- **Artikel**
********
Es ist schon seltsam, wie sehr der Blick für andere Dinge geschärft wird, wenn man mal nicht der Kriegsheld ist. Dann fällt einem erst auf, wie sehr die Zivilbevölkerung unter so einem Krieg zu leiden hat, welche Entbehrungen die Soldaten an der Front erdulden müssen. Überhaupt waren die Erfahrungen in den Schützengräben das Schlimmste, was ich seit langem erleben durfte. Da saßen wir nicht zusammen und haben uns gegenseitig mit Abschüssen übertrumpft, sondern angsterfüllt gezittert. Was diesen Einsatz von all den anderen unterscheidet? Das klingt jetzt vielleicht etwas pathetisch, aber ich glaube, es ging hier ausnahmsweise mal nicht um’s Töten, sondern um die Menschen an und hinter der Front.
Über die habe ich eine Menge erfahren. Habt ihr zum Beispiel gewusst, dass nicht explodierte Granatenmunition häufig zu kleinen Schatullen umgebastelt wurde? Oder dass uringetränkte Taschentücher zu Beginn des Ersten Weltkrieges der einzige Schutz vor Gasangriffen waren? Die Schützengräben und Häuserruinen waren voll von solchen trivialen Dingen. Mehrmals habe ich den ganzen Schrecken um mich herum vergessen, nur um solche kleinen Erinnerungsstücke zu finden.
Es gibt aber auch viele Sachen, die ich an diesem Krieg nicht verstehe. Ich erinnere mich noch gut daran, wie ich Anna, einer Krankenschwester, bei der Pflege von Verwundeten zur Hand ging. Anstatt ihr wie ein OP-Helfer alle nötigen Werkzeuge zu geben, musste ich lediglich den Takt angeben, zu dem sie Verbände anlegte oder Spritzen setzte. Und ihr glaubt gar nicht, wie viele Hebel, Räder und Plattformen ich im Laufe der drei Tage bedient habe. Ja, auch auf den Schlachtfeldern! Da fühlte ich mich fast schon, wie ein Fabrikmitarbeiter.
Vielleicht waren diese Ablenkungen ja auch nötig, damit mir die bedrückende Stimmung nicht zu sehr auf’s Gemüt schlägt. Aber ganz ehrlich? Ich hätte gut darauf verzichten können. Besonders als es auf das Ende meines Einsatzes zuging, wurden meine Reflexe ein paar Mal zu oft auf die Probe gestellt, so dass ich einige Grabenabschnitte öfter sah, als mir eigentlich lieb gewesen wäre.
Aber ich will nicht maulen. Immerhin habe ich ein paar tolle Bekanntschaften gemacht. Zum Beispiel das Vierergespann aus Emilé, Freddie, Karl und der erwähnten Anna. Keiner von denen war auf das vorbereitet, was sie an der Front erwartet hat und irgendwie haben sie sich trotzdem durch sämtliche Widrigkeiten gebissen. Ich kann nicht behaupten, sie nach all den Strapazen wirklich gut zu kennen, aber es ist ein grundsympathischer Haufen. Sogar Freddie, der mich bisweilen unangenehm an die typischen amerikanischen Soldaten meiner früheren Einsätze erinnert hat. Ihr wisst schon, diese Helden, die ganze Bataillone im Alleingang zerlegen.
********
- **Erfasste Angaben**
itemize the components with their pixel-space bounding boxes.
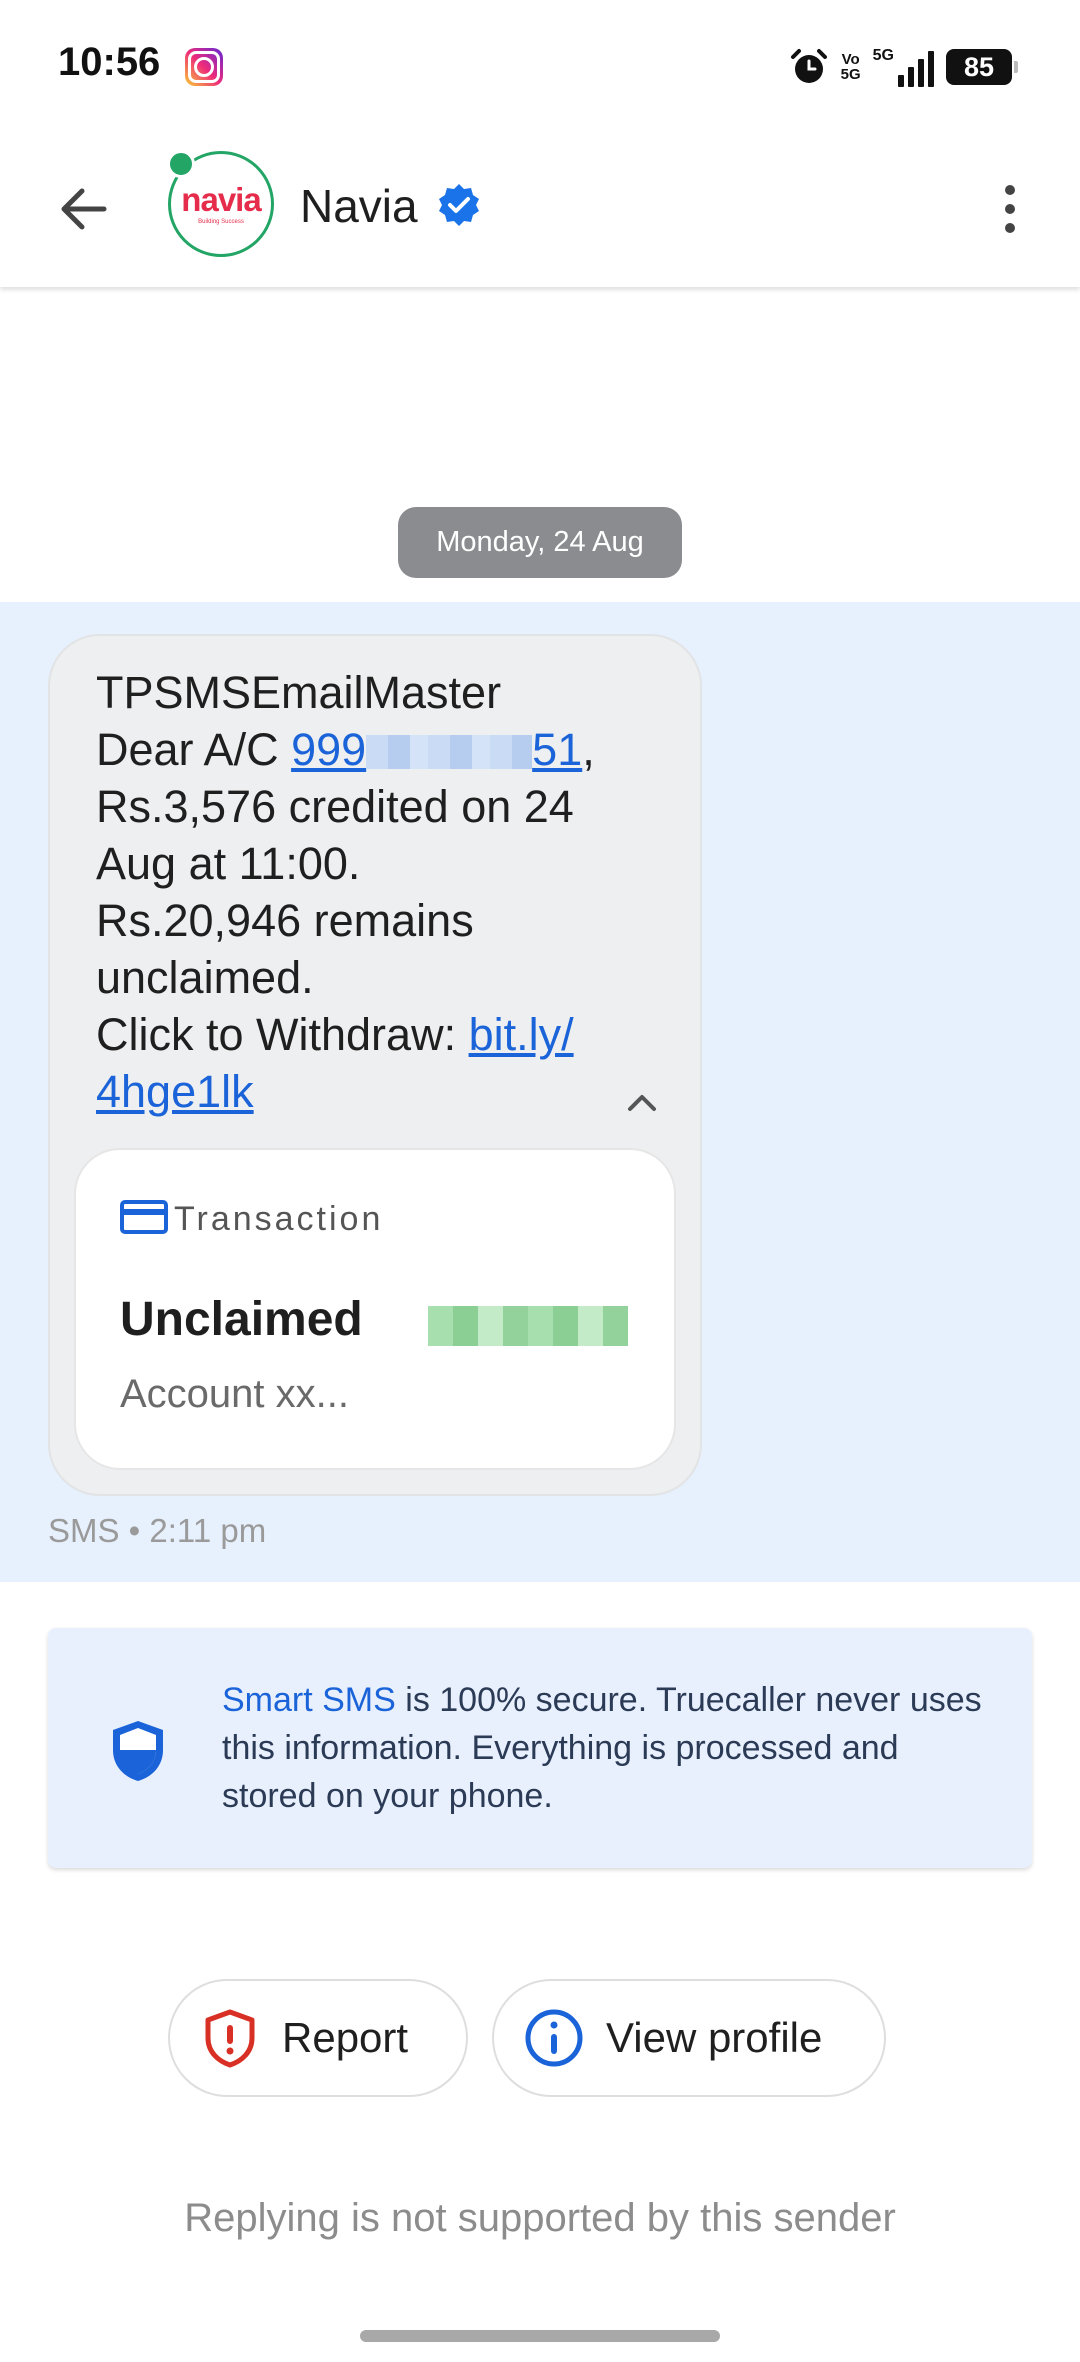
reply-not-supported-note: Replying is not supported by this sender xyxy=(184,2196,896,2240)
avatar-logo: navia xyxy=(181,181,261,218)
signal-icon: 5G xyxy=(873,47,934,87)
instagram-icon xyxy=(185,48,223,86)
dot xyxy=(1005,223,1015,233)
card-account: Account xx... xyxy=(120,1372,349,1416)
back-button[interactable] xyxy=(48,173,120,245)
message-line: unclaimed. xyxy=(96,952,314,1003)
chevron-up-icon[interactable] xyxy=(620,1081,664,1125)
redacted-amount xyxy=(428,1306,628,1346)
conversation-header: navia Building Success Navia xyxy=(0,135,1080,287)
contact-name[interactable]: Navia xyxy=(300,179,418,233)
volte-bottom: 5G xyxy=(840,66,861,83)
date-chip: Monday, 24 Aug xyxy=(398,507,682,578)
message-text-part: Click to Withdraw: xyxy=(96,1009,469,1060)
account-start: 999 xyxy=(291,724,367,775)
more-options-button[interactable] xyxy=(990,173,1030,245)
message-text: TPSMSEmailMaster Dear A/C 999 51, Rs.3,57… xyxy=(96,664,676,1120)
view-profile-button[interactable]: View profile xyxy=(492,1979,886,2097)
card-title: Unclaimed xyxy=(120,1293,363,1346)
dot xyxy=(1005,204,1015,214)
alarm-icon xyxy=(790,49,827,83)
message-meta: SMS • 2:11 pm xyxy=(48,1512,267,1549)
report-shield-icon xyxy=(205,2009,255,2068)
battery-icon: 85 xyxy=(946,49,1018,85)
credit-card-icon xyxy=(120,1200,168,1234)
arrow-left-icon xyxy=(61,188,107,230)
redacted-block xyxy=(366,735,533,769)
signal-bar xyxy=(908,67,914,87)
card-category: Transaction xyxy=(174,1200,384,1238)
message-line: 4hge1lk xyxy=(96,1063,676,1120)
message-text-part: , xyxy=(582,724,595,775)
volte-indicator: Vo 5G xyxy=(841,52,861,82)
business-badge-icon xyxy=(167,150,195,178)
avatar-logo-part: avia xyxy=(200,181,261,218)
account-number-link[interactable]: 999 51 xyxy=(291,724,582,775)
smart-sms-link[interactable]: Smart SMS xyxy=(222,1681,396,1719)
home-indicator[interactable] xyxy=(360,2330,720,2342)
message-line: Dear A/C 999 51, xyxy=(96,721,676,778)
message-line: Aug at 11:00. xyxy=(96,838,361,889)
battery-level: 85 xyxy=(963,51,995,82)
status-time: 10:56 xyxy=(58,40,161,84)
status-bar: 10:56 Vo 5G 5G 85 xyxy=(0,0,1080,135)
message-bubble[interactable]: TPSMSEmailMaster Dear A/C 999 51, Rs.3,57… xyxy=(48,634,702,1496)
report-button[interactable]: Report xyxy=(168,1979,468,2097)
signal-bar xyxy=(918,59,924,87)
avatar[interactable]: navia Building Success xyxy=(167,150,274,257)
avatar-logo-part: n xyxy=(181,181,201,218)
message-line: TPSMSEmailMaster xyxy=(96,667,502,718)
withdraw-link[interactable]: 4hge1lk xyxy=(96,1066,254,1117)
message-line: Rs.3,576 credited on 24 xyxy=(96,781,574,832)
message-line: Rs.20,946 remains xyxy=(96,895,474,946)
volte-top: Vo xyxy=(841,51,860,68)
message-text-part: Dear A/C xyxy=(96,724,292,775)
account-end: 51 xyxy=(532,724,583,775)
smart-sms-info-card: Smart SMS is 100% secure. Truecaller nev… xyxy=(48,1628,1032,1868)
shield-icon xyxy=(113,1721,163,1781)
avatar-tagline: Building Success xyxy=(198,219,244,225)
view-profile-label: View profile xyxy=(606,2014,823,2061)
verified-icon xyxy=(439,184,479,226)
transaction-card[interactable]: Transaction Unclaimed Account xx... xyxy=(74,1148,676,1470)
withdraw-link[interactable]: bit.ly/ xyxy=(469,1009,574,1060)
signal-bar xyxy=(898,75,904,87)
dot xyxy=(1005,185,1015,195)
info-icon xyxy=(525,2009,583,2067)
signal-bar xyxy=(928,51,934,87)
status-icons: Vo 5G 5G 85 xyxy=(789,42,1018,92)
info-text: Smart SMS is 100% secure. Truecaller nev… xyxy=(222,1676,1002,1820)
message-region: TPSMSEmailMaster Dear A/C 999 51, Rs.3,57… xyxy=(0,602,1080,1582)
network-type: 5G xyxy=(872,47,894,64)
report-label: Report xyxy=(282,2014,409,2061)
message-line: Click to Withdraw: bit.ly/ xyxy=(96,1006,676,1063)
********
- **Aufgabe**
Was war laut dem Artikel zu Beginn des Ersten Weltkrieges der einzige Schutz vor Gasangriffen? Die Datensätze spielen hierfür keine Rolle.

- **Ergebnis**
Uringetränkte Taschentücher.